ENTRIES SUPPLIED -
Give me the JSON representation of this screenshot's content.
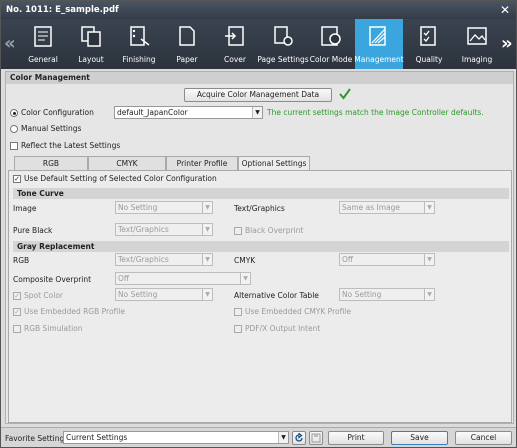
{
  "window": {
    "title": "No. 1011: E_sample.pdf",
    "close_icon": "close-icon"
  },
  "tabs": [
    {
      "label": "General",
      "icon": "general-icon"
    },
    {
      "label": "Layout",
      "icon": "layout-icon"
    },
    {
      "label": "Finishing",
      "icon": "finishing-icon"
    },
    {
      "label": "Paper",
      "icon": "paper-icon"
    },
    {
      "label": "Cover",
      "icon": "cover-icon"
    },
    {
      "label": "Page Settings",
      "icon": "page-settings-icon"
    },
    {
      "label": "Color Mode",
      "icon": "color-mode-icon"
    },
    {
      "label": "Management",
      "icon": "management-icon"
    },
    {
      "label": "Quality",
      "icon": "quality-icon"
    },
    {
      "label": "Imaging",
      "icon": "imaging-icon"
    }
  ],
  "active_tab": "Management",
  "color_management": {
    "section_title": "Color Management",
    "acquire_button": "Acquire Color Management Data",
    "color_configuration_label": "Color Configuration",
    "color_configuration_value": "default_JapanColor",
    "status_message": "The current settings match the Image Controller defaults.",
    "manual_settings_label": "Manual Settings",
    "reflect_latest_label": "Reflect the Latest Settings"
  },
  "content_tabs": [
    "RGB",
    "CMYK",
    "Printer Profile",
    "Optional Settings"
  ],
  "active_content_tab": "Optional Settings",
  "optional": {
    "use_default_label": "Use Default Setting of Selected Color Configuration",
    "tone_curve_header": "Tone Curve",
    "image_label": "Image",
    "image_value": "No Setting",
    "text_graphics_label": "Text/Graphics",
    "text_graphics_value": "Same as Image",
    "pure_black_label": "Pure Black",
    "pure_black_value": "Text/Graphics",
    "black_overprint_label": "Black Overprint",
    "gray_replacement_header": "Gray Replacement",
    "rgb_label": "RGB",
    "rgb_value": "Text/Graphics",
    "cmyk_label": "CMYK",
    "cmyk_value": "Off",
    "composite_overprint_label": "Composite Overprint",
    "composite_overprint_value": "Off",
    "spot_color_label": "Spot Color",
    "spot_color_value": "No Setting",
    "alt_color_table_label": "Alternative Color Table",
    "alt_color_table_value": "No Setting",
    "use_embedded_rgb_label": "Use Embedded RGB Profile",
    "use_embedded_cmyk_label": "Use Embedded CMYK Profile",
    "rgb_simulation_label": "RGB Simulation",
    "pdfx_output_label": "PDF/X Output Intent"
  },
  "footer": {
    "favorite_label": "Favorite Setting",
    "favorite_value": "Current Settings",
    "print_button": "Print",
    "save_button": "Save",
    "cancel_button": "Cancel"
  },
  "colors": {
    "accent": "#3aa6dd",
    "status_green": "#2c9a2c",
    "titlebar": "#3b4451"
  }
}
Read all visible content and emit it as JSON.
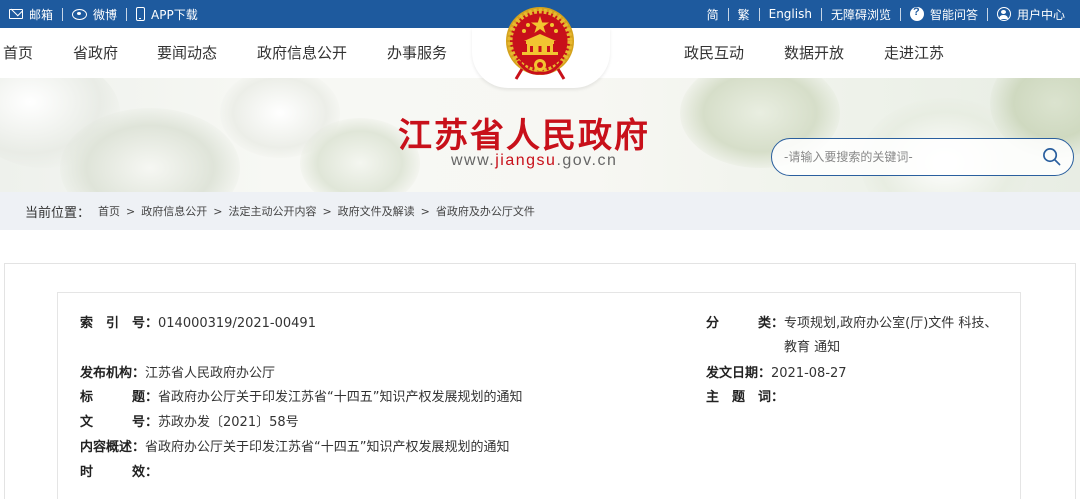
{
  "topbar": {
    "left": [
      {
        "label": "邮箱",
        "icon": "mail-icon"
      },
      {
        "label": "微博",
        "icon": "weibo-icon"
      },
      {
        "label": "APP下载",
        "icon": "phone-icon"
      }
    ],
    "right": [
      {
        "label": "简"
      },
      {
        "label": "繁"
      },
      {
        "label": "English"
      },
      {
        "label": "无障碍浏览"
      },
      {
        "label": "智能问答",
        "icon": "chat-bubble-icon"
      },
      {
        "label": "用户中心",
        "icon": "user-icon"
      }
    ]
  },
  "nav": {
    "left": [
      "首页",
      "省政府",
      "要闻动态",
      "政府信息公开",
      "办事服务"
    ],
    "right": [
      "政民互动",
      "数据开放",
      "走进江苏"
    ]
  },
  "brand": {
    "title": "江苏省人民政府",
    "url_prefix": "www.",
    "url_highlight": "jiangsu",
    "url_suffix": ".gov.cn",
    "emblem_icon": "national-emblem-icon"
  },
  "search": {
    "placeholder": "-请输入要搜索的关键词-"
  },
  "breadcrumb": {
    "label": "当前位置：",
    "items": [
      "首页",
      "政府信息公开",
      "法定主动公开内容",
      "政府文件及解读",
      "省政府及办公厅文件"
    ]
  },
  "meta": {
    "index_label": "索　引　号：",
    "index_value": "014000319/2021-00491",
    "category_label": "分　　　类：",
    "category_value_line1": "专项规划,政府办公室(厅)文件 科技、",
    "category_value_line2": "教育 通知",
    "publisher_label": "发布机构：",
    "publisher_value": "江苏省人民政府办公厅",
    "date_label": "发文日期：",
    "date_value": "2021-08-27",
    "title_label": "标　　　题：",
    "title_value": "省政府办公厅关于印发江苏省“十四五”知识产权发展规划的通知",
    "subject_label": "主　题　词：",
    "subject_value": "",
    "docno_label": "文　　　号：",
    "docno_value": "苏政办发〔2021〕58号",
    "summary_label": "内容概述：",
    "summary_value": "省政府办公厅关于印发江苏省“十四五”知识产权发展规划的通知",
    "validity_label": "时　　　效：",
    "validity_value": ""
  },
  "colors": {
    "topbar": "#1e5a9e",
    "brand_red": "#c8101a",
    "breadcrumb_bg": "#eef1f5"
  }
}
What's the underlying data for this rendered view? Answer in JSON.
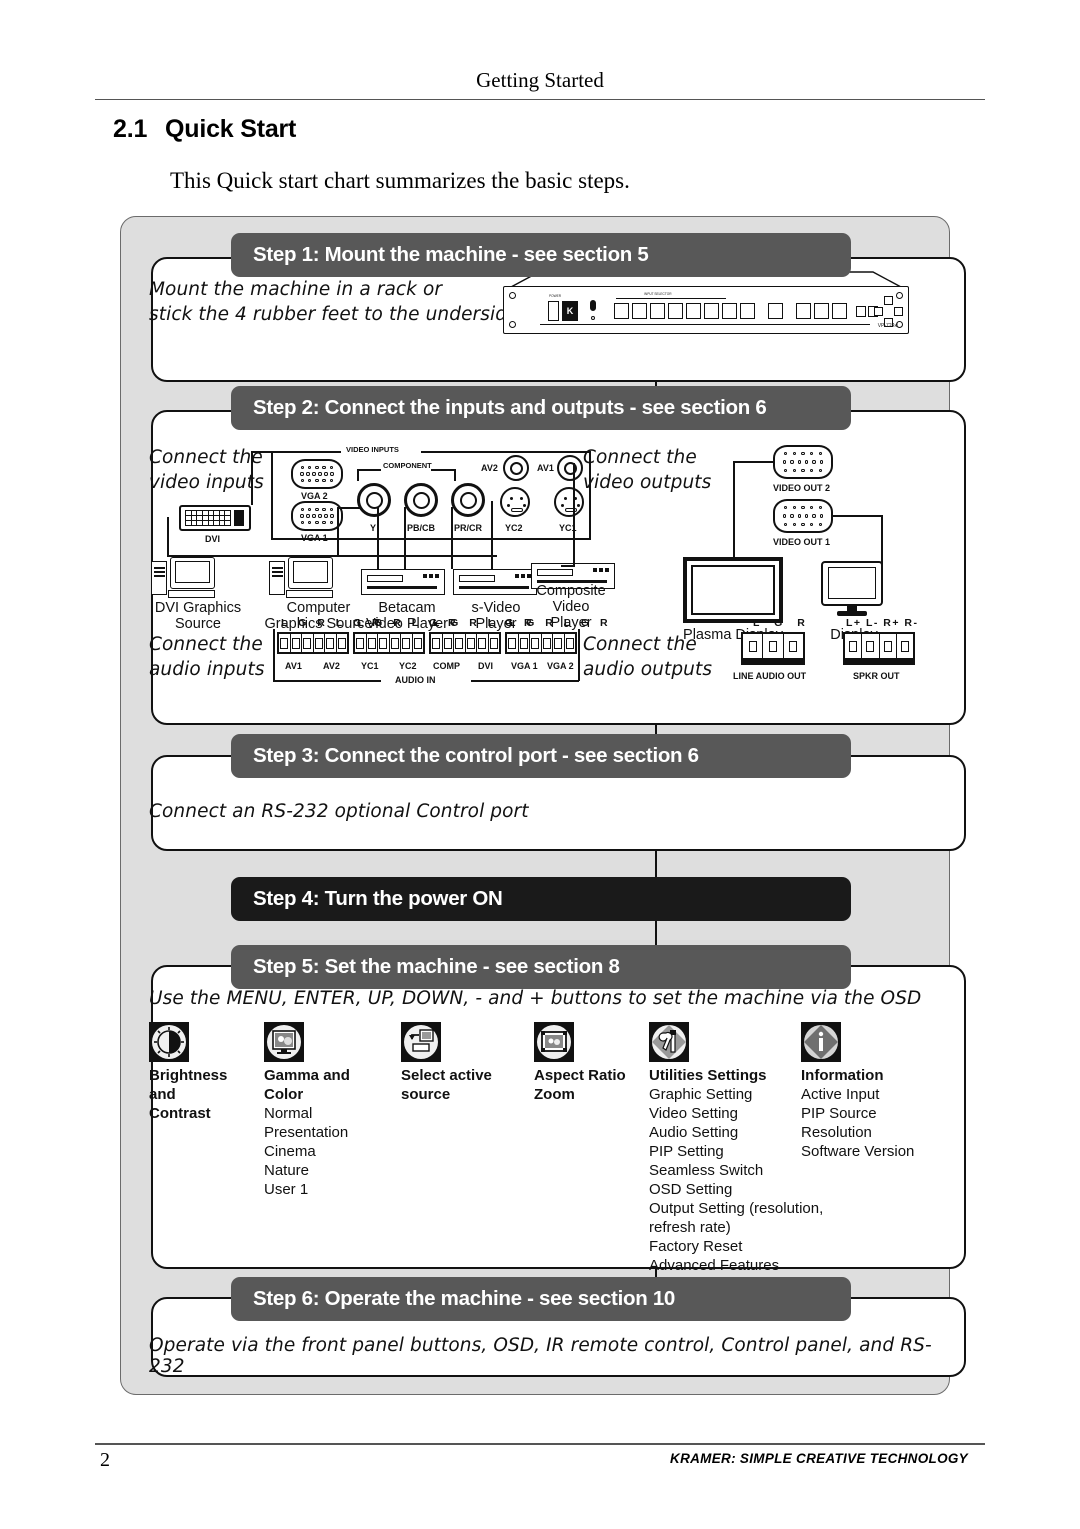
{
  "page": {
    "running_head": "Getting Started",
    "section_number": "2.1",
    "section_title": "Quick Start",
    "intro": "This Quick start chart summarizes the basic steps.",
    "page_number": "2",
    "footer_brand": "KRAMER:  SIMPLE CREATIVE TECHNOLOGY"
  },
  "steps": {
    "step1": {
      "bar": "Step 1: Mount the machine - see section 5",
      "line1": "Mount the machine in a rack or",
      "line2": "stick the 4 rubber feet to the underside",
      "device_model": "VP-724xl",
      "device_power_label": "POWER",
      "device_brand": "K"
    },
    "step2": {
      "bar": "Step 2: Connect the inputs and outputs - see section 6",
      "video_in_caption_l1": "Connect the",
      "video_in_caption_l2": "video inputs",
      "video_out_caption_l1": "Connect the",
      "video_out_caption_l2": "video outputs",
      "audio_in_caption_l1": "Connect the",
      "audio_in_caption_l2": "audio inputs",
      "audio_out_caption_l1": "Connect the",
      "audio_out_caption_l2": "audio outputs",
      "video_inputs_group": "VIDEO INPUTS",
      "component_group": "COMPONENT",
      "connectors": {
        "dvi": "DVI",
        "vga1": "VGA 1",
        "vga2": "VGA 2",
        "y": "Y",
        "pb": "PB/CB",
        "pr": "PR/CR",
        "yc2": "YC2",
        "yc1": "YC1",
        "av2": "AV2",
        "av1": "AV1",
        "video_out_2": "VIDEO OUT 2",
        "video_out_1": "VIDEO OUT 1"
      },
      "sources": {
        "dvi_src_l1": "DVI  Graphics",
        "dvi_src_l2": "Source",
        "computer_src_l1": "Computer",
        "computer_src_l2": "Graphics Source",
        "betacam_l1": "Betacam",
        "betacam_l2": "Video Player",
        "svideo_l1": "s-Video",
        "svideo_l2": "Player",
        "composite_l1": "Composite",
        "composite_l2": "Video",
        "composite_l3": "Player"
      },
      "displays": {
        "plasma": "Plasma Display",
        "display": "Display"
      },
      "audio_in": {
        "group": "AUDIO IN",
        "lgr": "L G R L G R",
        "labels": [
          "AV1",
          "AV2",
          "YC1",
          "YC2",
          "COMP",
          "DVI",
          "VGA 1",
          "VGA 2"
        ]
      },
      "audio_out": {
        "line_header": "L  G  R",
        "line_label": "LINE AUDIO OUT",
        "spkr_header": "L+ L- R+ R-",
        "spkr_label": "SPKR OUT"
      }
    },
    "step3": {
      "bar": "Step 3: Connect the control port - see section 6",
      "body": "Connect an RS-232 optional Control port"
    },
    "step4": {
      "bar": "Step 4: Turn the power ON"
    },
    "step5": {
      "bar": "Step 5: Set the machine - see section 8",
      "body": "Use the MENU, ENTER, UP, DOWN, - and + buttons to set the machine via the OSD",
      "columns": [
        {
          "icon": "brightness-contrast-icon",
          "title": "Brightness and Contrast",
          "title_lines": [
            "Brightness",
            "and",
            "Contrast"
          ],
          "items": []
        },
        {
          "icon": "gamma-color-icon",
          "title": "Gamma and Color",
          "title_lines": [
            "Gamma and",
            "Color"
          ],
          "items": [
            "Normal",
            "Presentation",
            "Cinema",
            "Nature",
            "User 1"
          ]
        },
        {
          "icon": "select-source-icon",
          "title": "Select active source",
          "title_lines": [
            "Select active",
            "source"
          ],
          "items": []
        },
        {
          "icon": "aspect-ratio-icon",
          "title": "Aspect Ratio Zoom",
          "title_lines": [
            "Aspect Ratio",
            "Zoom"
          ],
          "items": []
        },
        {
          "icon": "utilities-settings-icon",
          "title": "Utilities Settings",
          "title_lines": [
            "Utilities Settings"
          ],
          "items": [
            "Graphic Setting",
            "Video Setting",
            "Audio Setting",
            "PIP Setting",
            "Seamless Switch",
            "OSD Setting",
            "Output Setting (resolution, refresh rate)",
            "Factory Reset",
            "Advanced Features"
          ],
          "italic_part": "resolution, refresh rate"
        },
        {
          "icon": "information-icon",
          "title": "Information",
          "title_lines": [
            "Information"
          ],
          "items": [
            "Active Input",
            "PIP Source",
            "Resolution",
            "Software Version"
          ]
        }
      ]
    },
    "step6": {
      "bar": "Step 6: Operate the machine - see section 10",
      "body": "Operate via the front panel buttons, OSD, IR remote control, Control panel, and RS-232"
    }
  },
  "colors": {
    "bar_grey": "#585858",
    "bar_black": "#1a1a1a",
    "container_grey": "#dedede",
    "ink": "#111111"
  }
}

INSTRUCTIONS TO FOLLOW - Show the lines of the records that include the string "port".

OUTPUT OF THE TASK -
      "bar": "Step 3: Connect the control port - see section 6",
      "body": "Connect an RS-232 optional Control port"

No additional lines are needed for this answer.